| Objectifs |
1. Pour chacune des affirmations suivantes, dites si elle concorde avec l'extrait source, en répondant par oui ou par non et en citant mot pour mot le passage déterminant. (a) C'est la reine Anne qui a commandé les portraits des visiteurs à John Verelst. (b) Au théâtre, la pièce de Shakespeare a été jouée jusqu'au bout sans interruption. (c) Verelst a représenté chaque homme dans un paysage européen réel.
2. Selon l'extrait source, dans quel théâtre les visiteurs ont-ils assisté à une pièce de Shakespeare ?

| Extrait source |

****************

Les quatre visiteurs nord-américains ont fait sensation à Londres. Ils ont été décrits dans des récits publiés comme des personnages imposants - plus de six pieds de hauteur (plus grands que le Britannique moyen de l'époque), avec des cheveux et des traits foncés, arborant des tatouages complexes et une scarification rarement vue en Europe. Les délégués ont été invités à visiter la ville et à prendre part à des activités officielles; ils ont frayé avec les plus riches et, dans une moindre mesure, avec Monsieur et Madame tout le monde. Lorsqu'ils ont assisté à une pièce de Shakespeare au théâtre Haymarket, l'auditoire était si fasciné par les visiteurs nord-américains qu'on a dû interrompre la prestation. Les Iroquois ont été invités à s'asseoir sur la scène pour que les Londoniens puissent les regarder voir la pièce.

Pour commémorer la rencontre, la reine Anne a commandé au peintre de la cour John Verelst de peindre un portrait de chacun de ses visiteurs d'outre-mer. Les portraits de Verelst diffèrent des autres images des Autochtones de cette époque : il les a peints avec tout le décorum de la royauté et des chefs d'État. Il a utilisé des poses statiques et majestueuses, révélant les hommes iroquois en pied; une pose habituellement réservée à la royauté et aux personnages militaires de haut rang. Les portraits illustrent chaque homme dans un paysage nord-américain imaginé, accompagné d'un animal « dodem », symbole de sa parenté et de sa collectivité.

****************

| Données disponibles |

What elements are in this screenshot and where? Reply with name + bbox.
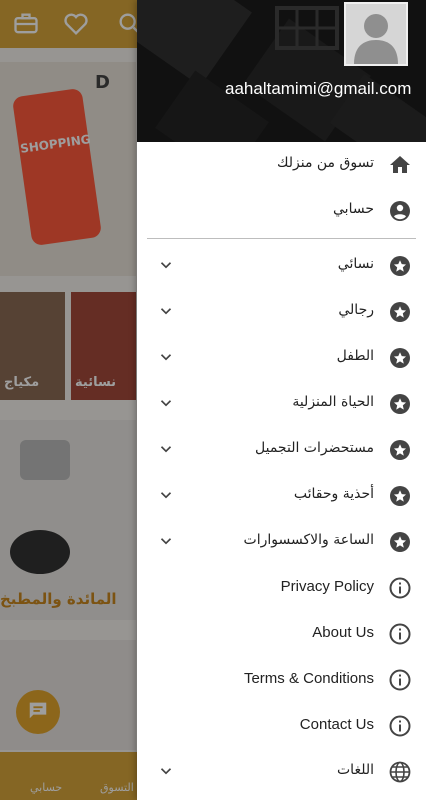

****************

| Réponses rédigées |
1.
(a) Oui : « la reine Anne a commandé au peintre de la cour John Verelst de peindre un portrait de chacun de ses visiteurs d'outre-mer ».
(b) Non : « on a dû interrompre la prestation ».
(c) Non : « Les portraits illustrent chaque homme dans un paysage nord-américain imaginé ».

2. Au théâtre Haymarket.